ROWS -

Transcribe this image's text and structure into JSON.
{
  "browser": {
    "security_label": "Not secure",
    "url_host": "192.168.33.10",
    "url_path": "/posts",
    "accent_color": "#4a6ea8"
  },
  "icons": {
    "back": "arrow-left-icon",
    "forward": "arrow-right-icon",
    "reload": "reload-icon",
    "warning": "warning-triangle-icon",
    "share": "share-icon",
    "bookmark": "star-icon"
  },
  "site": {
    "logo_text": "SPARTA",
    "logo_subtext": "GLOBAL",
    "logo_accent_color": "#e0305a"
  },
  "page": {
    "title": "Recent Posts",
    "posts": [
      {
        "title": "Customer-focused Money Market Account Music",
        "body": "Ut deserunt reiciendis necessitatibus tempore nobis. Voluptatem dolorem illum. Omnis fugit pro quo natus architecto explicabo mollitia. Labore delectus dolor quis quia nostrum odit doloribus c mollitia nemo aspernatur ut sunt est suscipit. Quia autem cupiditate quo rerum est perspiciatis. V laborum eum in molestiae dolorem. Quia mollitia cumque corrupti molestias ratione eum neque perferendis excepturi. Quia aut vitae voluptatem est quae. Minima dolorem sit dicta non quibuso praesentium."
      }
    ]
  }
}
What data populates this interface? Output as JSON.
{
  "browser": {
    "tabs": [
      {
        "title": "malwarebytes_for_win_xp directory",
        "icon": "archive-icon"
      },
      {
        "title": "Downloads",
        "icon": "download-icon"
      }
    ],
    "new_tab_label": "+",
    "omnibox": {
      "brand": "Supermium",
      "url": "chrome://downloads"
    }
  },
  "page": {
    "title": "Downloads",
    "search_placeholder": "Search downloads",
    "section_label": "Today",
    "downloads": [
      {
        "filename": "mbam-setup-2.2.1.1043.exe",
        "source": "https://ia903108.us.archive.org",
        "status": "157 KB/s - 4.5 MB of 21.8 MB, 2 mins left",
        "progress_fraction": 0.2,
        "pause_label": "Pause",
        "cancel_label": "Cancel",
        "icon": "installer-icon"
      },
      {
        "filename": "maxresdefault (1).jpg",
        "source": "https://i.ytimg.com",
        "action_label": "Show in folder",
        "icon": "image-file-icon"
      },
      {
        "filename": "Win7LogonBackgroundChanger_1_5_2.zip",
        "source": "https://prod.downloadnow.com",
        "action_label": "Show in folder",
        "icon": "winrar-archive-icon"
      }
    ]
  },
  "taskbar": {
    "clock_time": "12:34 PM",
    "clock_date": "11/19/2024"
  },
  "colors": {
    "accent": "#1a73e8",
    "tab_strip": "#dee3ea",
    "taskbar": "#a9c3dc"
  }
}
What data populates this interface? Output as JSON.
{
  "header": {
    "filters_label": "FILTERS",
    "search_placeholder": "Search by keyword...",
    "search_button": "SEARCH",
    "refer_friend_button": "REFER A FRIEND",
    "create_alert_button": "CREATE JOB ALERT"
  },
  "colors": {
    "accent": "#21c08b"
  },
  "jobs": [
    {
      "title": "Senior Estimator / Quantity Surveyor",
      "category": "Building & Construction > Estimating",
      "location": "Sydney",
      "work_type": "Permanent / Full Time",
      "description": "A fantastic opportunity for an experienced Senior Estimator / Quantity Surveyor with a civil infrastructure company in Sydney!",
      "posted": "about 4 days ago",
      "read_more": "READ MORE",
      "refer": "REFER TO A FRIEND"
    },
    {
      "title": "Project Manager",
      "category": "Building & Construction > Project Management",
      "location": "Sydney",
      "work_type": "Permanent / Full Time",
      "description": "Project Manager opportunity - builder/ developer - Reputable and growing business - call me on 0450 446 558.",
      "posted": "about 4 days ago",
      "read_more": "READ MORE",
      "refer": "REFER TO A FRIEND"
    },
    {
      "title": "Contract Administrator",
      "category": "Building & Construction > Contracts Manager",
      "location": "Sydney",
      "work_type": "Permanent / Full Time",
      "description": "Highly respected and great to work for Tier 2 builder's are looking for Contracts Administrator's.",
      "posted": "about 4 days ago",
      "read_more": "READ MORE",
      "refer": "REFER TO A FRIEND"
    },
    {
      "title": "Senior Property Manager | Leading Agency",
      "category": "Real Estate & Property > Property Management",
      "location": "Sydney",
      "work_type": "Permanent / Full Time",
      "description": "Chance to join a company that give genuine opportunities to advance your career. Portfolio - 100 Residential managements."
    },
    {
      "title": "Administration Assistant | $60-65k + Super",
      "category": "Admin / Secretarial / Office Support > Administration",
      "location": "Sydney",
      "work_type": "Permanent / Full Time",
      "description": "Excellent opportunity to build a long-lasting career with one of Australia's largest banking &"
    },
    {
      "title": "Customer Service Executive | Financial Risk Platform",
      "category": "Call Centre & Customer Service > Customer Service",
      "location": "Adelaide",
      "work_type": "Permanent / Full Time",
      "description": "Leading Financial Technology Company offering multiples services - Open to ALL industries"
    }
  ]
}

YOUR INSTRUCTIONS - Repeat the records above exactly, leaving none out.

ANSWER TO THE PROBLEM -
Transcribe this image's text and structure into JSON.
{
  "browser": {
    "security_label": "Not secure",
    "url_host": "192.168.33.10",
    "url_path": "/posts",
    "accent_color": "#4a6ea8"
  },
  "icons": {
    "back": "arrow-left-icon",
    "forward": "arrow-right-icon",
    "reload": "reload-icon",
    "warning": "warning-triangle-icon",
    "share": "share-icon",
    "bookmark": "star-icon"
  },
  "site": {
    "logo_text": "SPARTA",
    "logo_subtext": "GLOBAL",
    "logo_accent_color": "#e0305a"
  },
  "page": {
    "title": "Recent Posts",
    "posts": [
      {
        "title": "Customer-focused Money Market Account Music",
        "body": "Ut deserunt reiciendis necessitatibus tempore nobis. Voluptatem dolorem illum. Omnis fugit pro quo natus architecto explicabo mollitia. Labore delectus dolor quis quia nostrum odit doloribus c mollitia nemo aspernatur ut sunt est suscipit. Quia autem cupiditate quo rerum est perspiciatis. V laborum eum in molestiae dolorem. Quia mollitia cumque corrupti molestias ratione eum neque perferendis excepturi. Quia aut vitae voluptatem est quae. Minima dolorem sit dicta non quibuso praesentium."
      }
    ]
  }
}
What data populates this interface? Output as JSON.
{
  "browser": {
    "tabs": [
      {
        "title": "malwarebytes_for_win_xp directory",
        "icon": "archive-icon"
      },
      {
        "title": "Downloads",
        "icon": "download-icon"
      }
    ],
    "new_tab_label": "+",
    "omnibox": {
      "brand": "Supermium",
      "url": "chrome://downloads"
    }
  },
  "page": {
    "title": "Downloads",
    "search_placeholder": "Search downloads",
    "section_label": "Today",
    "downloads": [
      {
        "filename": "mbam-setup-2.2.1.1043.exe",
        "source": "https://ia903108.us.archive.org",
        "status": "157 KB/s - 4.5 MB of 21.8 MB, 2 mins left",
        "progress_fraction": 0.2,
        "pause_label": "Pause",
        "cancel_label": "Cancel",
        "icon": "installer-icon"
      },
      {
        "filename": "maxresdefault (1).jpg",
        "source": "https://i.ytimg.com",
        "action_label": "Show in folder",
        "icon": "image-file-icon"
      },
      {
        "filename": "Win7LogonBackgroundChanger_1_5_2.zip",
        "source": "https://prod.downloadnow.com",
        "action_label": "Show in folder",
        "icon": "winrar-archive-icon"
      }
    ]
  },
  "taskbar": {
    "clock_time": "12:34 PM",
    "clock_date": "11/19/2024"
  },
  "colors": {
    "accent": "#1a73e8",
    "tab_strip": "#dee3ea",
    "taskbar": "#a9c3dc"
  }
}
What data populates this interface? Output as JSON.
{
  "header": {
    "filters_label": "FILTERS",
    "search_placeholder": "Search by keyword...",
    "search_button": "SEARCH",
    "refer_friend_button": "REFER A FRIEND",
    "create_alert_button": "CREATE JOB ALERT"
  },
  "colors": {
    "accent": "#21c08b"
  },
  "jobs": [
    {
      "title": "Senior Estimator / Quantity Surveyor",
      "category": "Building & Construction > Estimating",
      "location": "Sydney",
      "work_type": "Permanent / Full Time",
      "description": "A fantastic opportunity for an experienced Senior Estimator / Quantity Surveyor with a civil infrastructure company in Sydney!",
      "posted": "about 4 days ago",
      "read_more": "READ MORE",
      "refer": "REFER TO A FRIEND"
    },
    {
      "title": "Project Manager",
      "category": "Building & Construction > Project Management",
      "location": "Sydney",
      "work_type": "Permanent / Full Time",
      "description": "Project Manager opportunity - builder/ developer - Reputable and growing business - call me on 0450 446 558.",
      "posted": "about 4 days ago",
      "read_more": "READ MORE",
      "refer": "REFER TO A FRIEND"
    },
    {
      "title": "Contract Administrator",
      "category": "Building & Construction > Contracts Manager",
      "location": "Sydney",
      "work_type": "Permanent / Full Time",
      "description": "Highly respected and great to work for Tier 2 builder's are looking for Contracts Administrator's.",
      "posted": "about 4 days ago",
      "read_more": "READ MORE",
      "refer": "REFER TO A FRIEND"
    },
    {
      "title": "Senior Property Manager | Leading Agency",
      "category": "Real Estate & Property > Property Management",
      "location": "Sydney",
      "work_type": "Permanent / Full Time",
      "description": "Chance to join a company that give genuine opportunities to advance your career. Portfolio - 100 Residential managements."
    },
    {
      "title": "Administration Assistant | $60-65k + Super",
      "category": "Admin / Secretarial / Office Support > Administration",
      "location": "Sydney",
      "work_type": "Permanent / Full Time",
      "description": "Excellent opportunity to build a long-lasting career with one of Australia's largest banking &"
    },
    {
      "title": "Customer Service Executive | Financial Risk Platform",
      "category": "Call Centre & Customer Service > Customer Service",
      "location": "Adelaide",
      "work_type": "Permanent / Full Time",
      "description": "Leading Financial Technology Company offering multiples services - Open to ALL industries"
    }
  ]
}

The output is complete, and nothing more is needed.